▶ Task prompt
Restate the entire listing word for word.

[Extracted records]
____________

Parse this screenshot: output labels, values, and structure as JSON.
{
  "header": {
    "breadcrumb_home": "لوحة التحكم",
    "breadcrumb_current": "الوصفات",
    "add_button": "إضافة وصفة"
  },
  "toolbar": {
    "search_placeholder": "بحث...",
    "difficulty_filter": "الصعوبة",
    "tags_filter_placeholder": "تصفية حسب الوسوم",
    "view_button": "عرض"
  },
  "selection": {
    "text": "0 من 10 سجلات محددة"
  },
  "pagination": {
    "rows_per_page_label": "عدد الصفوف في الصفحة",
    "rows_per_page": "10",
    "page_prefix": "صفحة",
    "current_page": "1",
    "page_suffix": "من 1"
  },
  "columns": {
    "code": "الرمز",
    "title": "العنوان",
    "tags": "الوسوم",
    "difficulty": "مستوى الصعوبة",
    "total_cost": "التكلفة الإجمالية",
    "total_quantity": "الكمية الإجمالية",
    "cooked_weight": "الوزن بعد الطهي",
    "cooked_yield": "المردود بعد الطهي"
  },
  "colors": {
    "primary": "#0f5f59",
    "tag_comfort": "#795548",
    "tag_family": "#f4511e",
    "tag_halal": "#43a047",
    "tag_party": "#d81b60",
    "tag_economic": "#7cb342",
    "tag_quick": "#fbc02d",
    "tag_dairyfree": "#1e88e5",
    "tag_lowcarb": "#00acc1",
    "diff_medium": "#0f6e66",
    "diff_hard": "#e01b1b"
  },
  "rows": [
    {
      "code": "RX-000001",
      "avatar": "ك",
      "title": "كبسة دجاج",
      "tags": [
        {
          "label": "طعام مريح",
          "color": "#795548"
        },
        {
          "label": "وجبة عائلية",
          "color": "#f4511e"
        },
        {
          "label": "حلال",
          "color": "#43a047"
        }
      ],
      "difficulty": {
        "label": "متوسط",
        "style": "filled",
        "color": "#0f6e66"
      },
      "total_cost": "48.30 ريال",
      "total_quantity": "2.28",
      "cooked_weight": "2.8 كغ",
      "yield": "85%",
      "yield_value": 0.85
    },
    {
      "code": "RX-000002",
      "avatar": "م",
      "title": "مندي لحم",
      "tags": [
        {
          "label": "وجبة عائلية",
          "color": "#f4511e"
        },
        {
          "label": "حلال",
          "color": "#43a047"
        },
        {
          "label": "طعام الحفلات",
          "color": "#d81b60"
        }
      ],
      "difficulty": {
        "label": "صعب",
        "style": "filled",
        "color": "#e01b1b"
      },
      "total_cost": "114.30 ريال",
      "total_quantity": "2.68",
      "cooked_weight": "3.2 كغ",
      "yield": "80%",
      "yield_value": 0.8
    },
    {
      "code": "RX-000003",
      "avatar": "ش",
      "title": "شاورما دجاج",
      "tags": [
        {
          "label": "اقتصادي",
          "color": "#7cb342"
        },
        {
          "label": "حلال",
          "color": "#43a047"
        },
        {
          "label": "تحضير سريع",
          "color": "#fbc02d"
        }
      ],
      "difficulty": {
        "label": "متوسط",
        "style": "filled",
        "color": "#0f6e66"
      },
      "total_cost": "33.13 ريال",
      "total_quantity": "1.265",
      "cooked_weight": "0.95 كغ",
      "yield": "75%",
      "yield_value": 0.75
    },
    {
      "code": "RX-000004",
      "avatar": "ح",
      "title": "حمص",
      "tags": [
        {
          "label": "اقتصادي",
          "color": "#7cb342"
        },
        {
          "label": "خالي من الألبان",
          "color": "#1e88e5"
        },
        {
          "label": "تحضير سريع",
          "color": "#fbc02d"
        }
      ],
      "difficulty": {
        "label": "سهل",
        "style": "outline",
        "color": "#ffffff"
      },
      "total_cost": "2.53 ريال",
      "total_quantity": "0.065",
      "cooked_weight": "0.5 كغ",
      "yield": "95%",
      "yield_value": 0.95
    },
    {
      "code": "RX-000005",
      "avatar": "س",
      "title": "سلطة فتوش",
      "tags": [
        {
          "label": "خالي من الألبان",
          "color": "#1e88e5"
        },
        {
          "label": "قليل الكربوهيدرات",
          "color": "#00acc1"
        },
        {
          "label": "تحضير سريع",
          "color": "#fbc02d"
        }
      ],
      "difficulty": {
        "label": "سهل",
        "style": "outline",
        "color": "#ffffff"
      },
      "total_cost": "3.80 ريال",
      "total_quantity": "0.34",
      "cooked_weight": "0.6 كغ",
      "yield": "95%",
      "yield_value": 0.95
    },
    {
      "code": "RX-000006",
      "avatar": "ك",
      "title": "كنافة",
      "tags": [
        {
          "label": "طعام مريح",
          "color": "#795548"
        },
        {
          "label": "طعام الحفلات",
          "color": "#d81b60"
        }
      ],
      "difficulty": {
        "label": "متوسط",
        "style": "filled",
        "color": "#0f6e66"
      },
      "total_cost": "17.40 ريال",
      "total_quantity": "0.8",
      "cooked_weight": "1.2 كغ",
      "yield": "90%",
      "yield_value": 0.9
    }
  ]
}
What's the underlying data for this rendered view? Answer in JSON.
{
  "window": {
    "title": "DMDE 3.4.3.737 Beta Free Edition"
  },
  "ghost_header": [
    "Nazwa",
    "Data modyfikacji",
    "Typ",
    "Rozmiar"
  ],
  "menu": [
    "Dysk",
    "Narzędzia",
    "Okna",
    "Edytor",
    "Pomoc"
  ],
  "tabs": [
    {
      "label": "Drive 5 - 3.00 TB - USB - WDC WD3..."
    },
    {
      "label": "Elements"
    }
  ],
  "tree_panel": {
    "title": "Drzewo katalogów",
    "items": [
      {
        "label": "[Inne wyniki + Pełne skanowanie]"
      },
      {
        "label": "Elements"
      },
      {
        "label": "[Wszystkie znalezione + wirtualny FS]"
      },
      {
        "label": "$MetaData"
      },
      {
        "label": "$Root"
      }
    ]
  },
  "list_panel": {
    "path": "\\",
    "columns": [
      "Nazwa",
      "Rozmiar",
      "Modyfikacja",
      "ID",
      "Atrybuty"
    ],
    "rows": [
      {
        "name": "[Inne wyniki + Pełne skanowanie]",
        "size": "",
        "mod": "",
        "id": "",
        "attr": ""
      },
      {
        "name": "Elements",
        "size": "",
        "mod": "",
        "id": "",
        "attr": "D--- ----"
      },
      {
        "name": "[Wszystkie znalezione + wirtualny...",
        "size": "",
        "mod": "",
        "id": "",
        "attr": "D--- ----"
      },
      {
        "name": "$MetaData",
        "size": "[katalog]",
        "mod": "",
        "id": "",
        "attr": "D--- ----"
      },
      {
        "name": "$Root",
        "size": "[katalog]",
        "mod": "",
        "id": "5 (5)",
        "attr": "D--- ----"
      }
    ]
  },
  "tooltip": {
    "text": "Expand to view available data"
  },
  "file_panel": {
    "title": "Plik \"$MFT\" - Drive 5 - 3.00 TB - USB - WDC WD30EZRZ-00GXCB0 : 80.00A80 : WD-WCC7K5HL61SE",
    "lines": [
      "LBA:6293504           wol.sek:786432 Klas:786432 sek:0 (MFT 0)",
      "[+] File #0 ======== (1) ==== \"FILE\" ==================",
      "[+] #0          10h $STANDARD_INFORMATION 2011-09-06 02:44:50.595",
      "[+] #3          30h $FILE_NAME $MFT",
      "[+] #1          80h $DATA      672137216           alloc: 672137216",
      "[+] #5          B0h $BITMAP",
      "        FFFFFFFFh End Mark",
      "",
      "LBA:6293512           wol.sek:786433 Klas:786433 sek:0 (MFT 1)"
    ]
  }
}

____________

▶ Response to the exercise
Parse this screenshot: output labels, values, and structure as JSON.
{
  "header": {
    "breadcrumb_home": "لوحة التحكم",
    "breadcrumb_current": "الوصفات",
    "add_button": "إضافة وصفة"
  },
  "toolbar": {
    "search_placeholder": "بحث...",
    "difficulty_filter": "الصعوبة",
    "tags_filter_placeholder": "تصفية حسب الوسوم",
    "view_button": "عرض"
  },
  "selection": {
    "text": "0 من 10 سجلات محددة"
  },
  "pagination": {
    "rows_per_page_label": "عدد الصفوف في الصفحة",
    "rows_per_page": "10",
    "page_prefix": "صفحة",
    "current_page": "1",
    "page_suffix": "من 1"
  },
  "columns": {
    "code": "الرمز",
    "title": "العنوان",
    "tags": "الوسوم",
    "difficulty": "مستوى الصعوبة",
    "total_cost": "التكلفة الإجمالية",
    "total_quantity": "الكمية الإجمالية",
    "cooked_weight": "الوزن بعد الطهي",
    "cooked_yield": "المردود بعد الطهي"
  },
  "colors": {
    "primary": "#0f5f59",
    "tag_comfort": "#795548",
    "tag_family": "#f4511e",
    "tag_halal": "#43a047",
    "tag_party": "#d81b60",
    "tag_economic": "#7cb342",
    "tag_quick": "#fbc02d",
    "tag_dairyfree": "#1e88e5",
    "tag_lowcarb": "#00acc1",
    "diff_medium": "#0f6e66",
    "diff_hard": "#e01b1b"
  },
  "rows": [
    {
      "code": "RX-000001",
      "avatar": "ك",
      "title": "كبسة دجاج",
      "tags": [
        {
          "label": "طعام مريح",
          "color": "#795548"
        },
        {
          "label": "وجبة عائلية",
          "color": "#f4511e"
        },
        {
          "label": "حلال",
          "color": "#43a047"
        }
      ],
      "difficulty": {
        "label": "متوسط",
        "style": "filled",
        "color": "#0f6e66"
      },
      "total_cost": "48.30 ريال",
      "total_quantity": "2.28",
      "cooked_weight": "2.8 كغ",
      "yield": "85%",
      "yield_value": 0.85
    },
    {
      "code": "RX-000002",
      "avatar": "م",
      "title": "مندي لحم",
      "tags": [
        {
          "label": "وجبة عائلية",
          "color": "#f4511e"
        },
        {
          "label": "حلال",
          "color": "#43a047"
        },
        {
          "label": "طعام الحفلات",
          "color": "#d81b60"
        }
      ],
      "difficulty": {
        "label": "صعب",
        "style": "filled",
        "color": "#e01b1b"
      },
      "total_cost": "114.30 ريال",
      "total_quantity": "2.68",
      "cooked_weight": "3.2 كغ",
      "yield": "80%",
      "yield_value": 0.8
    },
    {
      "code": "RX-000003",
      "avatar": "ش",
      "title": "شاورما دجاج",
      "tags": [
        {
          "label": "اقتصادي",
          "color": "#7cb342"
        },
        {
          "label": "حلال",
          "color": "#43a047"
        },
        {
          "label": "تحضير سريع",
          "color": "#fbc02d"
        }
      ],
      "difficulty": {
        "label": "متوسط",
        "style": "filled",
        "color": "#0f6e66"
      },
      "total_cost": "33.13 ريال",
      "total_quantity": "1.265",
      "cooked_weight": "0.95 كغ",
      "yield": "75%",
      "yield_value": 0.75
    },
    {
      "code": "RX-000004",
      "avatar": "ح",
      "title": "حمص",
      "tags": [
        {
          "label": "اقتصادي",
          "color": "#7cb342"
        },
        {
          "label": "خالي من الألبان",
          "color": "#1e88e5"
        },
        {
          "label": "تحضير سريع",
          "color": "#fbc02d"
        }
      ],
      "difficulty": {
        "label": "سهل",
        "style": "outline",
        "color": "#ffffff"
      },
      "total_cost": "2.53 ريال",
      "total_quantity": "0.065",
      "cooked_weight": "0.5 كغ",
      "yield": "95%",
      "yield_value": 0.95
    },
    {
      "code": "RX-000005",
      "avatar": "س",
      "title": "سلطة فتوش",
      "tags": [
        {
          "label": "خالي من الألبان",
          "color": "#1e88e5"
        },
        {
          "label": "قليل الكربوهيدرات",
          "color": "#00acc1"
        },
        {
          "label": "تحضير سريع",
          "color": "#fbc02d"
        }
      ],
      "difficulty": {
        "label": "سهل",
        "style": "outline",
        "color": "#ffffff"
      },
      "total_cost": "3.80 ريال",
      "total_quantity": "0.34",
      "cooked_weight": "0.6 كغ",
      "yield": "95%",
      "yield_value": 0.95
    },
    {
      "code": "RX-000006",
      "avatar": "ك",
      "title": "كنافة",
      "tags": [
        {
          "label": "طعام مريح",
          "color": "#795548"
        },
        {
          "label": "طعام الحفلات",
          "color": "#d81b60"
        }
      ],
      "difficulty": {
        "label": "متوسط",
        "style": "filled",
        "color": "#0f6e66"
      },
      "total_cost": "17.40 ريال",
      "total_quantity": "0.8",
      "cooked_weight": "1.2 كغ",
      "yield": "90%",
      "yield_value": 0.9
    }
  ]
}
What's the underlying data for this rendered view? Answer in JSON.
{
  "window": {
    "title": "DMDE 3.4.3.737 Beta Free Edition"
  },
  "ghost_header": [
    "Nazwa",
    "Data modyfikacji",
    "Typ",
    "Rozmiar"
  ],
  "menu": [
    "Dysk",
    "Narzędzia",
    "Okna",
    "Edytor",
    "Pomoc"
  ],
  "tabs": [
    {
      "label": "Drive 5 - 3.00 TB - USB - WDC WD3..."
    },
    {
      "label": "Elements"
    }
  ],
  "tree_panel": {
    "title": "Drzewo katalogów",
    "items": [
      {
        "label": "[Inne wyniki + Pełne skanowanie]"
      },
      {
        "label": "Elements"
      },
      {
        "label": "[Wszystkie znalezione + wirtualny FS]"
      },
      {
        "label": "$MetaData"
      },
      {
        "label": "$Root"
      }
    ]
  },
  "list_panel": {
    "path": "\\",
    "columns": [
      "Nazwa",
      "Rozmiar",
      "Modyfikacja",
      "ID",
      "Atrybuty"
    ],
    "rows": [
      {
        "name": "[Inne wyniki + Pełne skanowanie]",
        "size": "",
        "mod": "",
        "id": "",
        "attr": ""
      },
      {
        "name": "Elements",
        "size": "",
        "mod": "",
        "id": "",
        "attr": "D--- ----"
      },
      {
        "name": "[Wszystkie znalezione + wirtualny...",
        "size": "",
        "mod": "",
        "id": "",
        "attr": "D--- ----"
      },
      {
        "name": "$MetaData",
        "size": "[katalog]",
        "mod": "",
        "id": "",
        "attr": "D--- ----"
      },
      {
        "name": "$Root",
        "size": "[katalog]",
        "mod": "",
        "id": "5 (5)",
        "attr": "D--- ----"
      }
    ]
  },
  "tooltip": {
    "text": "Expand to view available data"
  },
  "file_panel": {
    "title": "Plik \"$MFT\" - Drive 5 - 3.00 TB - USB - WDC WD30EZRZ-00GXCB0 : 80.00A80 : WD-WCC7K5HL61SE",
    "lines": [
      "LBA:6293504           wol.sek:786432 Klas:786432 sek:0 (MFT 0)",
      "[+] File #0 ======== (1) ==== \"FILE\" ==================",
      "[+] #0          10h $STANDARD_INFORMATION 2011-09-06 02:44:50.595",
      "[+] #3          30h $FILE_NAME $MFT",
      "[+] #1          80h $DATA      672137216           alloc: 672137216",
      "[+] #5          B0h $BITMAP",
      "        FFFFFFFFh End Mark",
      "",
      "LBA:6293512           wol.sek:786433 Klas:786433 sek:0 (MFT 1)"
    ]
  }
}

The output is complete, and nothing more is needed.